The famine that struck Ethiopia was a poignant reminder of Africa's
tragedy. In a dramatic plea, Ethiopia's foreign minister accused Europe
of waiting ''to see skeletons on screens" before agreeing to send aid to
drought-stricken citizens of his country, currently threatened with famine.
The EU's development commissioner responded by saying that Europe is mobilising
aid, but in Brussels strong fears exist that relief efforts will be hampered
by the simmering war between Ethiopia and its equally destitute neighbour,
Eritrea.
The war - said to be costing both sides around $1 million a day- is
hindering western efforts to send relief supplies to those dying of starvation.
It was EU efforts that persuaded the two sides to let relief agencies use
their ports and transport lines to feed famine stricken people.
However, development aid, as a proportion of the EU economy, has fallen
by a third in the past decade as donor governments decided too much money
was ending up in the wrong pockets. The flow of aid and investment will
not open up again, European experts and commentators agree, unless governments
create the confidence to attract it.
Libya's Colonel Muammer Gadaffi took the opportunity of the summit to
meet with EU president Romano Prodi. The meeting was seen to be another
important step towards rehabilitating the black sheep of the international
community and part of Mr Prodi's personal attempt to help to bring the
Colonel back into the wider international community. Mr Prodi was criticised
by European leaders last December when he invited the Libyan leader to
Brussels, a meeting that ultimately, failed to take place.

TASK BRIEF: Write out, word for word, the part of the passage on the Ethiopian famine that runs from "It was EU efforts" to "to attract it.". The data that come after the passage on the Ethiopian famine are not required.

MATERIAL:
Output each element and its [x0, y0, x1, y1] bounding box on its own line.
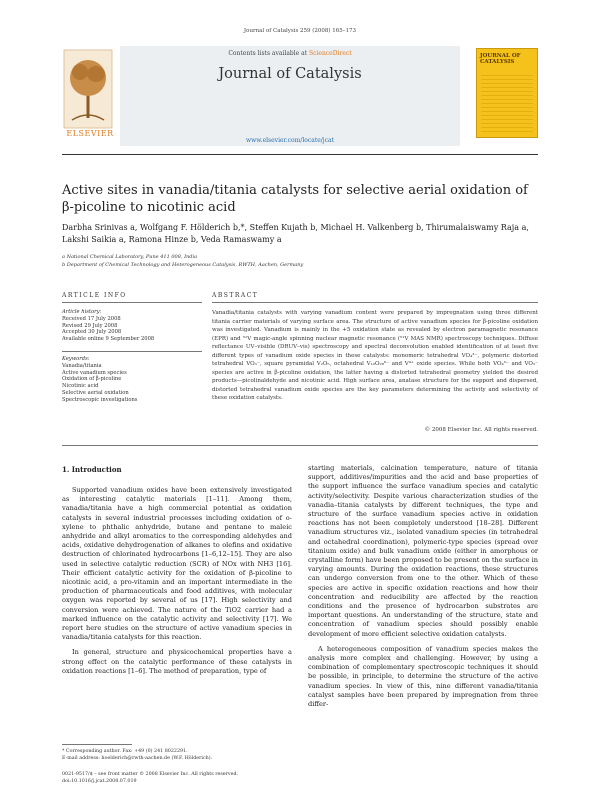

TASK OUTPUT:
It was EU efforts that persuaded the two sides to let relief agencies use
their ports and transport lines to feed famine stricken people.
However, development aid, as a proportion of the EU economy, has fallen
by a third in the past decade as donor governments decided too much money
was ending up in the wrong pockets. The flow of aid and investment will
not open up again, European experts and commentators agree, unless governments
create the confidence to attract it.